Items listed in a dataset:
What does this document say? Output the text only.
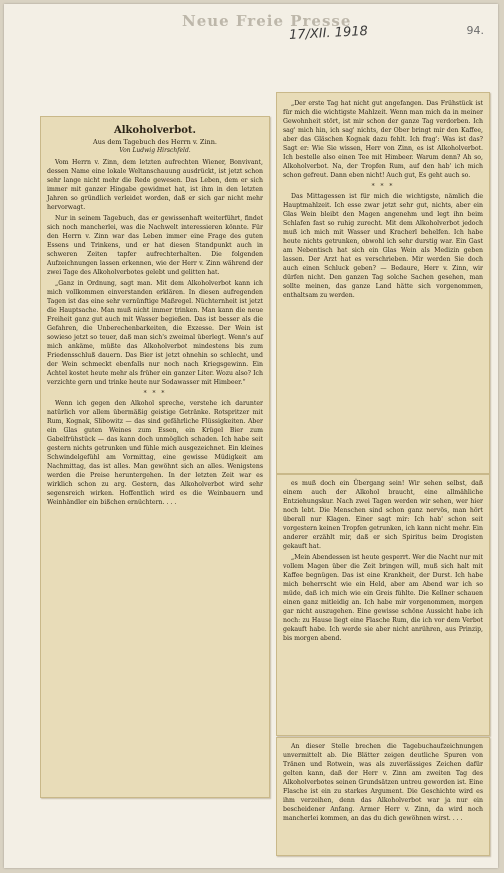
Neue Freie Presse
17/XII. 1918	94.
Alkoholverbot.
Aus dem Tagebuch des Herrn v. Zinn.
Von Ludwig Hirschfeld.

Vom Herrn v. Zinn, dem letzten aufrechten Wiener, Bonvivant, dessen Name eine lokale Weltanschauung ausdrückt, ist jetzt schon sehr lange nicht mehr die Rede gewesen. Das Leben, dem er sich immer mit ganzer Hingabe gewidmet hat, ist ihm in den letzten Jahren so gründlich verleidet worden, daß er sich gar nicht mehr hervorwagt.

Nur in seinem Tagebuch, das er gewissenhaft weiterführt, findet sich noch mancherlei, was die Nachwelt interessieren könnte. Für den Herrn v. Zinn war das Leben immer eine Frage des guten Essens und Trinkens, und er hat diesen Standpunkt auch in schweren Zeiten tapfer aufrechterhalten. Die folgenden Aufzeichnungen lassen erkennen, wie der Herr v. Zinn während der zwei Tage des Alkoholverbotes gelebt und gelitten hat.

„Ganz in Ordnung, sagt man. Mit dem Alkoholverbot kann ich mich vollkommen einverstanden erklären. In diesen aufregenden Tagen ist das eine sehr vernünftige Maßregel. Nüchternheit ist jetzt die Hauptsache. Man muß nicht immer trinken. Man kann die neue Freiheit ganz gut auch mit Wasser begießen. Das ist besser als die Gefahren, die Unberechenbarkeiten, die Exzesse. Der Wein ist sowieso jetzt so teuer, daß man sich's zweimal überlegt. Wenn's auf mich ankäme, müßte das Alkoholverbot mindestens bis zum Friedensschluß dauern. Das Bier ist jetzt ohnehin so schlecht, und der Wein schmeckt ebenfalls nur noch nach Kriegsgewinn. Ein Achtel kostet heute mehr als früher ein ganzer Liter. Wozu also? Ich verzichte gern und trinke heute nur Sodawasser mit Himbeer.“

* * *

Wenn ich gegen den Alkohol spreche, verstehe ich darunter natürlich vor allem übermäßig geistige Getränke. Rotspritzer mit Rum, Kognak, Slibowitz — das sind gefährliche Flüssigkeiten. Aber ein Glas guten Weines zum Essen, ein Krügel Bier zum Gabelfrühstück — das kann doch unmöglich schaden. Ich habe seit gestern nichts getrunken und fühle mich ausgezeichnet. Ein kleines Schwindelgefühl am Vormittag, eine gewisse Müdigkeit am Nachmittag, das ist alles. Man gewöhnt sich an alles. Wenigstens werden die Preise heruntergehen. In der letzten Zeit war es wirklich schon zu arg. Gestern, das Alkoholverbot wird sehr segensreich wirken. Hoffentlich wird es die Weinbauern und Weinhändler ein bißchen ernüchtern. . . .

„Der erste Tag hat nicht gut angefangen. Das Frühstück ist für mich die wichtigste Mahlzeit. Wenn man mich da in meiner Gewohnheit stört, ist mir schon der ganze Tag verdorben. Ich sag' mich hin, ich sag' nichts, der Ober bringt mir den Kaffee, aber das Gläschen Kognak dazu fehlt. Ich frag': Was ist das? Sagt er: Wie Sie wissen, Herr von Zinn, es ist Alkoholverbot. Ich bestelle also einen Tee mit Himbeer. Warum denn? Ah so, Alkoholverbot. Na, der Tropfen Rum, auf den hab' ich mich schon gefreut. Dann eben nicht! Auch gut, Es geht auch so.

* * *

Das Mittagessen ist für mich die wichtigste, nämlich die Hauptmahlzeit. Ich esse zwar jetzt sehr gut, nichts, aber ein Glas Wein bleibt den Magen angenehm und legt ihn beim Schlafen fast so ruhig zurecht. Mit dem Alkoholverbot jedoch muß ich mich mit Wasser und Kracherl behelfen. Ich habe heute nichts getrunken, obwohl ich sehr durstig war. Ein Gast am Nebentisch hat sich ein Glas Wein als Medizin geben lassen. Der Arzt hat es verschrieben. Mir werden Sie doch auch einen Schluck geben? — Bedaure, Herr v. Zinn, wir dürfen nicht. Den ganzen Tag solche Sachen gesehen, man sollte meinen, das ganze Land hätte sich vorgenommen, enthaltsam zu werden.

es muß doch ein Übergang sein! Wir sehen selbst, daß einem auch der Alkohol braucht, eine allmähliche Entziehungskur. Nach zwei Tagen werden wir sehen, wer hier noch lebt. Die Menschen sind schon ganz nervös, man hört überall nur Klagen. Einer sagt mir: Ich hab' schon seit vorgestern keinen Tropfen getrunken, ich kann nicht mehr. Ein anderer erzählt mir, daß er sich Spiritus beim Drogisten gekauft hat.

„Mein Abendessen ist heute gesperrt. Wer die Nacht nur mit vollem Magen über die Zeit bringen will, muß sich halt mit Kaffee begnügen. Das ist eine Krankheit, der Durst. Ich habe mich beherrscht wie ein Held, aber am Abend war ich so müde, daß ich mich wie ein Greis fühlte. Die Kellner schauen einen ganz mitleidig an. Ich habe mir vorgenommen, morgen gar nicht auszugehen. Eine gewisse schöne Aussicht habe ich noch: zu Hause liegt eine Flasche Rum, die ich vor dem Verbot gekauft habe. Ich werde sie aber nicht anrühren, aus Prinzip, bis morgen abend.

An dieser Stelle brechen die Tagebuchaufzeichnungen unvermittelt ab. Die Blätter zeigen deutliche Spuren von Tränen und Rotwein, was als zuverlässiges Zeichen dafür gelten kann, daß der Herr v. Zinn am zweiten Tag des Alkoholverbotes seinen Grundsätzen untreu geworden ist. Eine Flasche ist ein zu starkes Argument. Die Geschichte wird es ihm verzeihen, denn das Alkoholverbot war ja nur ein bescheidener Anfang. Armer Herr v. Zinn, da wird noch mancherlei kommen, an das du dich gewöhnen wirst. . . .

Exercise requirements: Check the lines above and copy each one that includes "mancherlei".

Result for this task:
Nur in seinem Tagebuch, das er gewissenhaft weiterführt, findet sich noch mancherlei, was die Nachwelt interessieren könnte. Für den Herrn v. Zinn war das Leben immer eine Frage des guten Essens und Trinkens, und er hat diesen Standpunkt auch in schweren Zeiten tapfer aufrechterhalten. Die folgenden Aufzeichnungen lassen erkennen, wie der Herr v. Zinn während der zwei Tage des Alkoholverbotes gelebt und gelitten hat.
An dieser Stelle brechen die Tagebuchaufzeichnungen unvermittelt ab. Die Blätter zeigen deutliche Spuren von Tränen und Rotwein, was als zuverlässiges Zeichen dafür gelten kann, daß der Herr v. Zinn am zweiten Tag des Alkoholverbotes seinen Grundsätzen untreu geworden ist. Eine Flasche ist ein zu starkes Argument. Die Geschichte wird es ihm verzeihen, denn das Alkoholverbot war ja nur ein bescheidener Anfang. Armer Herr v. Zinn, da wird noch mancherlei kommen, an das du dich gewöhnen wirst. . . .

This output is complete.